## Goal:
Please output the records below in full, exactly as given, but without the images.

>> start Records for this task

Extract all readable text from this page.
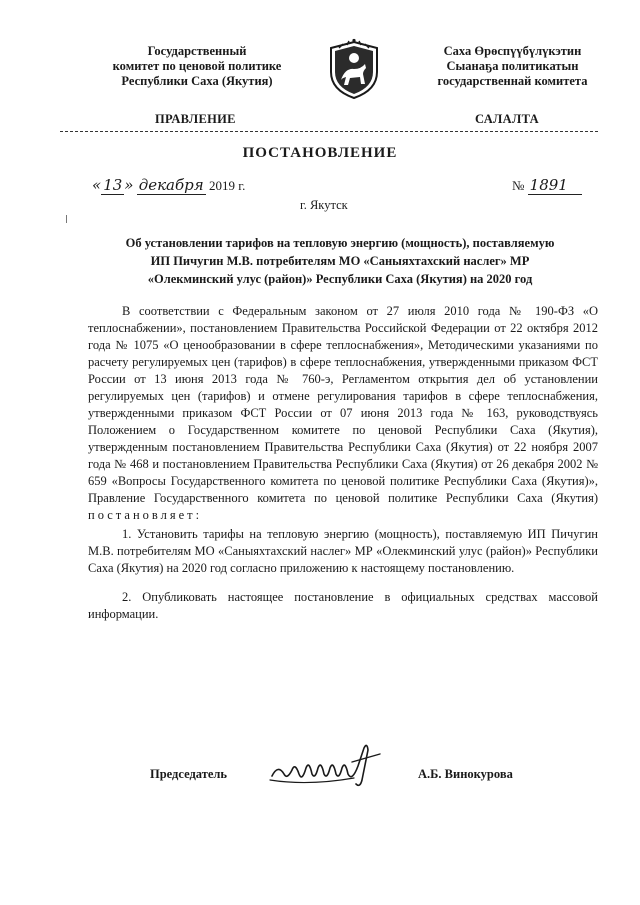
Государственный
комитет по ценовой политике
Республики Саха (Якутия)
Саха Өрөспүүбүлүкэтин
Сыанаҕа политикатын
государственнай комитета
ПРАВЛЕНИЕ	САЛАЛТА
ПОСТАНОВЛЕНИЕ
« 13 » декабря 2019 г.	№ 1891
г. Якутск
Об установлении тарифов на тепловую энергию (мощность), поставляемую
ИП Пичугин М.В. потребителям МО «Саныяхтахский наслег» МР
«Олекминский улус (район)» Республики Саха (Якутия) на 2020 год

В соответствии с Федеральным законом от 27 июля 2010 года № 190-ФЗ «О теплоснабжении», постановлением Правительства Российской Федерации от 22 октября 2012 года № 1075 «О ценообразовании в сфере теплоснабжения», Методическими указаниями по расчету регулируемых цен (тарифов) в сфере теплоснабжения, утвержденными приказом ФСТ России от 13 июня 2013 года № 760-э, Регламентом открытия дел об установлении регулируемых цен (тарифов) и отмене регулирования тарифов в сфере теплоснабжения, утвержденными приказом ФСТ России от 07 июня 2013 года № 163, руководствуясь Положением о Государственном комитете по ценовой Республики Саха (Якутия), утвержденным постановлением Правительства Республики Саха (Якутия) от 22 ноября 2007 года № 468 и постановлением Правительства Республики Саха (Якутия) от 26 декабря 2002 № 659 «Вопросы Государственного комитета по ценовой политике Республики Саха (Якутия)», Правление Государственного комитета по ценовой политике Республики Саха (Якутия) постановляет:

1. Установить тарифы на тепловую энергию (мощность), поставляемую ИП Пичугин М.В. потребителям МО «Саныяхтахский наслег» МР «Олекминский улус (район)» Республики Саха (Якутия) на 2020 год согласно приложению к настоящему постановлению.

2. Опубликовать настоящее постановление в официальных средствах массовой информации.

Председатель	А.Б. Винокурова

>> end Records for this task

## Exercise response:
Extract all readable text from this page.
Государственный
комитет по ценовой политике
Республики Саха (Якутия)
Саха Өрөспүүбүлүкэтин
Сыанаҕа политикатын
государственнай комитета
ПРАВЛЕНИЕ	САЛАЛТА
ПОСТАНОВЛЕНИЕ
« 13 » декабря 2019 г.	№ 1891
г. Якутск
Об установлении тарифов на тепловую энергию (мощность), поставляемую
ИП Пичугин М.В. потребителям МО «Саныяхтахский наслег» МР
«Олекминский улус (район)» Республики Саха (Якутия) на 2020 год

В соответствии с Федеральным законом от 27 июля 2010 года № 190-ФЗ «О теплоснабжении», постановлением Правительства Российской Федерации от 22 октября 2012 года № 1075 «О ценообразовании в сфере теплоснабжения», Методическими указаниями по расчету регулируемых цен (тарифов) в сфере теплоснабжения, утвержденными приказом ФСТ России от 13 июня 2013 года № 760-э, Регламентом открытия дел об установлении регулируемых цен (тарифов) и отмене регулирования тарифов в сфере теплоснабжения, утвержденными приказом ФСТ России от 07 июня 2013 года № 163, руководствуясь Положением о Государственном комитете по ценовой Республики Саха (Якутия), утвержденным постановлением Правительства Республики Саха (Якутия) от 22 ноября 2007 года № 468 и постановлением Правительства Республики Саха (Якутия) от 26 декабря 2002 № 659 «Вопросы Государственного комитета по ценовой политике Республики Саха (Якутия)», Правление Государственного комитета по ценовой политике Республики Саха (Якутия) постановляет:

1. Установить тарифы на тепловую энергию (мощность), поставляемую ИП Пичугин М.В. потребителям МО «Саныяхтахский наслег» МР «Олекминский улус (район)» Республики Саха (Якутия) на 2020 год согласно приложению к настоящему постановлению.

2. Опубликовать настоящее постановление в официальных средствах массовой информации.

Председатель	А.Б. Винокурова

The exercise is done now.